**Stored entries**

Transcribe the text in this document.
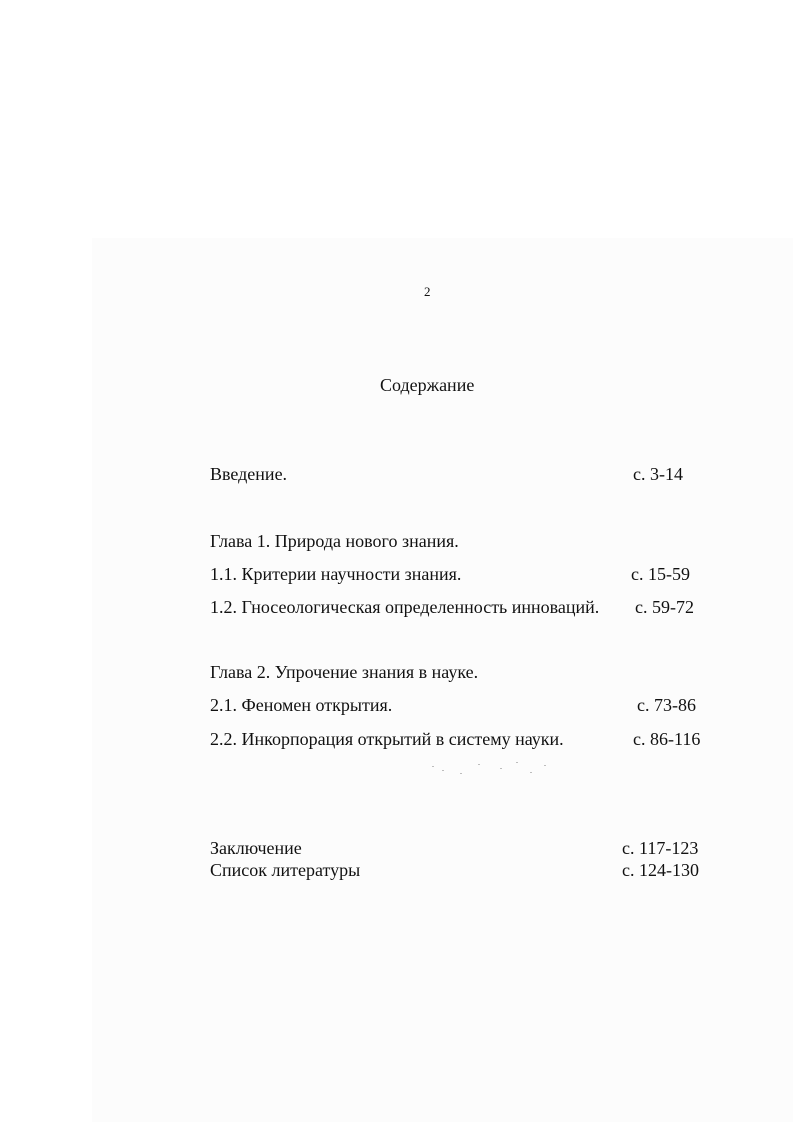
2
Содержание
Введение.	с. 3-14
Глава 1. Природа нового знания.
1.1. Критерии научности знания.	с. 15-59
1.2. Гносеологическая определенность инноваций. с. 59-72
Глава 2. Упрочение знания в науке.
2.1. Феномен открытия.	с. 73-86
2.2. Инкорпорация открытий в систему науки.	с. 86-116
Заключение	с. 117-123
Список литературы	с. 124-130
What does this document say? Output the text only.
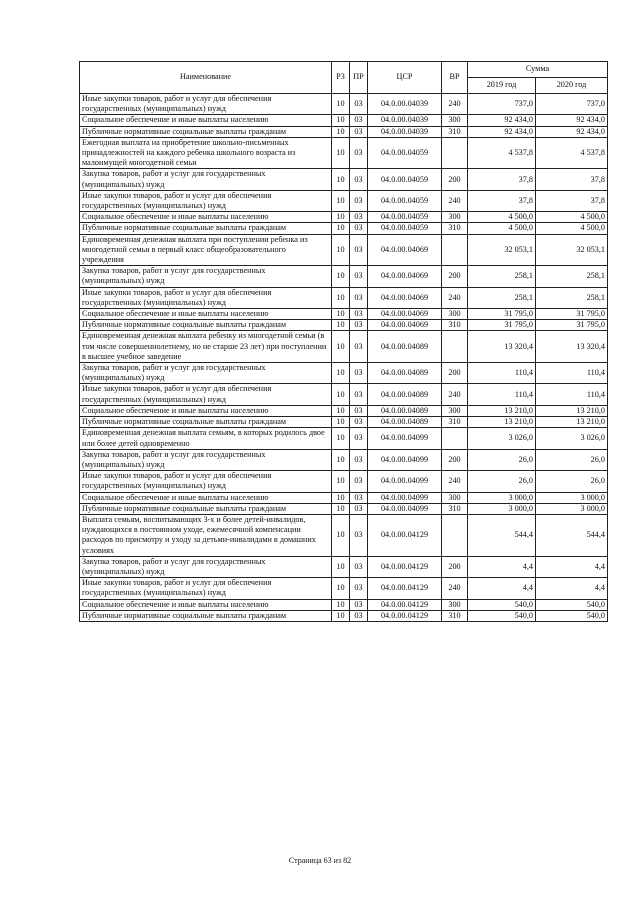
Наименование	РЗ	ПР	ЦСР	ВР	Сумма	
					2019 год	2020 год
Иные закупки товаров, работ и услуг для обеспечения государственных (муниципальных) нужд	10	03	04.0.00.04039	240	737,0	737,0
Социальное обеспечение и иные выплаты населению	10	03	04.0.00.04039	300	92 434,0	92 434,0
Публичные нормативные социальные выплаты гражданам	10	03	04.0.00.04039	310	92 434,0	92 434,0
Ежегодная выплата на приобретение школьно-письменных принадлежностей на каждого ребенка школьного возраста из малоимущей многодетной семьи	10	03	04.0.00.04059		4 537,8	4 537,8
Закупка товаров, работ и услуг для государственных (муниципальных) нужд	10	03	04.0.00.04059	200	37,8	37,8
Иные закупки товаров, работ и услуг для обеспечения государственных (муниципальных) нужд	10	03	04.0.00.04059	240	37,8	37,8
Социальное обеспечение и иные выплаты населению	10	03	04.0.00.04059	300	4 500,0	4 500,0
Публичные нормативные социальные выплаты гражданам	10	03	04.0.00.04059	310	4 500,0	4 500,0
Единовременная денежная выплата при поступлении ребенка из многодетной семьи в первый класс общеобразовательного учреждения	10	03	04.0.00.04069		32 053,1	32 053,1
Закупка товаров, работ и услуг для государственных (муниципальных) нужд	10	03	04.0.00.04069	200	258,1	258,1
Иные закупки товаров, работ и услуг для обеспечения государственных (муниципальных) нужд	10	03	04.0.00.04069	240	258,1	258,1
Социальное обеспечение и иные выплаты населению	10	03	04.0.00.04069	300	31 795,0	31 795,0
Публичные нормативные социальные выплаты гражданам	10	03	04.0.00.04069	310	31 795,0	31 795,0
Единовременная денежная выплата ребенку из многодетной семьи (в том числе совершеннолетнему, но не старше 23 лет) при поступлении в высшее учебное заведение	10	03	04.0.00.04089		13 320,4	13 320,4
Закупка товаров, работ и услуг для государственных (муниципальных) нужд	10	03	04.0.00.04089	200	110,4	110,4
Иные закупки товаров, работ и услуг для обеспечения государственных (муниципальных) нужд	10	03	04.0.00.04089	240	110,4	110,4
Социальное обеспечение и иные выплаты населению	10	03	04.0.00.04089	300	13 210,0	13 210,0
Публичные нормативные социальные выплаты гражданам	10	03	04.0.00.04089	310	13 210,0	13 210,0
Единовременная денежная выплата семьям, в которых родилось двое или более детей одновременно	10	03	04.0.00.04099		3 026,0	3 026,0
Закупка товаров, работ и услуг для государственных (муниципальных) нужд	10	03	04.0.00.04099	200	26,0	26,0
Иные закупки товаров, работ и услуг для обеспечения государственных (муниципальных) нужд	10	03	04.0.00.04099	240	26,0	26,0
Социальное обеспечение и иные выплаты населению	10	03	04.0.00.04099	300	3 000,0	3 000,0
Публичные нормативные социальные выплаты гражданам	10	03	04.0.00.04099	310	3 000,0	3 000,0
Выплата семьям, воспитывающих 3-х и более детей-инвалидов, нуждающихся в постоянном уходе, ежемесячной компенсации расходов по присмотру и уходу за детьми-инвалидами в домашних условиях	10	03	04.0.00.04129		544,4	544,4
Закупка товаров, работ и услуг для государственных (муниципальных) нужд	10	03	04.0.00.04129	200	4,4	4,4
Иные закупки товаров, работ и услуг для обеспечения государственных (муниципальных) нужд	10	03	04.0.00.04129	240	4,4	4,4
Социальное обеспечение и иные выплаты населению	10	03	04.0.00.04129	300	540,0	540,0
Публичные нормативные социальные выплаты гражданам	10	03	04.0.00.04129	310	540,0	540,0
Страница 63 из 82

**REQUIRED WORK**
Each line above is to be copied verbatim. Drop any image from the copy.

**EXPECTED ANSWER**
Transcribe the text in this document.
2
Содержание
Введение.	с. 3-14
Глава 1. Природа нового знания.
1.1. Критерии научности знания.	с. 15-59
1.2. Гносеологическая определенность инноваций. с. 59-72
Глава 2. Упрочение знания в науке.
2.1. Феномен открытия.	с. 73-86
2.2. Инкорпорация открытий в систему науки.	с. 86-116
Заключение	с. 117-123
Список литературы	с. 124-130
What does this document say? Output the text only.
Наименование	РЗ	ПР	ЦСР	ВР	Сумма	
					2019 год	2020 год
Иные закупки товаров, работ и услуг для обеспечения государственных (муниципальных) нужд	10	03	04.0.00.04039	240	737,0	737,0
Социальное обеспечение и иные выплаты населению	10	03	04.0.00.04039	300	92 434,0	92 434,0
Публичные нормативные социальные выплаты гражданам	10	03	04.0.00.04039	310	92 434,0	92 434,0
Ежегодная выплата на приобретение школьно-письменных принадлежностей на каждого ребенка школьного возраста из малоимущей многодетной семьи	10	03	04.0.00.04059		4 537,8	4 537,8
Закупка товаров, работ и услуг для государственных (муниципальных) нужд	10	03	04.0.00.04059	200	37,8	37,8
Иные закупки товаров, работ и услуг для обеспечения государственных (муниципальных) нужд	10	03	04.0.00.04059	240	37,8	37,8
Социальное обеспечение и иные выплаты населению	10	03	04.0.00.04059	300	4 500,0	4 500,0
Публичные нормативные социальные выплаты гражданам	10	03	04.0.00.04059	310	4 500,0	4 500,0
Единовременная денежная выплата при поступлении ребенка из многодетной семьи в первый класс общеобразовательного учреждения	10	03	04.0.00.04069		32 053,1	32 053,1
Закупка товаров, работ и услуг для государственных (муниципальных) нужд	10	03	04.0.00.04069	200	258,1	258,1
Иные закупки товаров, работ и услуг для обеспечения государственных (муниципальных) нужд	10	03	04.0.00.04069	240	258,1	258,1
Социальное обеспечение и иные выплаты населению	10	03	04.0.00.04069	300	31 795,0	31 795,0
Публичные нормативные социальные выплаты гражданам	10	03	04.0.00.04069	310	31 795,0	31 795,0
Единовременная денежная выплата ребенку из многодетной семьи (в том числе совершеннолетнему, но не старше 23 лет) при поступлении в высшее учебное заведение	10	03	04.0.00.04089		13 320,4	13 320,4
Закупка товаров, работ и услуг для государственных (муниципальных) нужд	10	03	04.0.00.04089	200	110,4	110,4
Иные закупки товаров, работ и услуг для обеспечения государственных (муниципальных) нужд	10	03	04.0.00.04089	240	110,4	110,4
Социальное обеспечение и иные выплаты населению	10	03	04.0.00.04089	300	13 210,0	13 210,0
Публичные нормативные социальные выплаты гражданам	10	03	04.0.00.04089	310	13 210,0	13 210,0
Единовременная денежная выплата семьям, в которых родилось двое или более детей одновременно	10	03	04.0.00.04099		3 026,0	3 026,0
Закупка товаров, работ и услуг для государственных (муниципальных) нужд	10	03	04.0.00.04099	200	26,0	26,0
Иные закупки товаров, работ и услуг для обеспечения государственных (муниципальных) нужд	10	03	04.0.00.04099	240	26,0	26,0
Социальное обеспечение и иные выплаты населению	10	03	04.0.00.04099	300	3 000,0	3 000,0
Публичные нормативные социальные выплаты гражданам	10	03	04.0.00.04099	310	3 000,0	3 000,0
Выплата семьям, воспитывающих 3-х и более детей-инвалидов, нуждающихся в постоянном уходе, ежемесячной компенсации расходов по присмотру и уходу за детьми-инвалидами в домашних условиях	10	03	04.0.00.04129		544,4	544,4
Закупка товаров, работ и услуг для государственных (муниципальных) нужд	10	03	04.0.00.04129	200	4,4	4,4
Иные закупки товаров, работ и услуг для обеспечения государственных (муниципальных) нужд	10	03	04.0.00.04129	240	4,4	4,4
Социальное обеспечение и иные выплаты населению	10	03	04.0.00.04129	300	540,0	540,0
Публичные нормативные социальные выплаты гражданам	10	03	04.0.00.04129	310	540,0	540,0
Страница 63 из 82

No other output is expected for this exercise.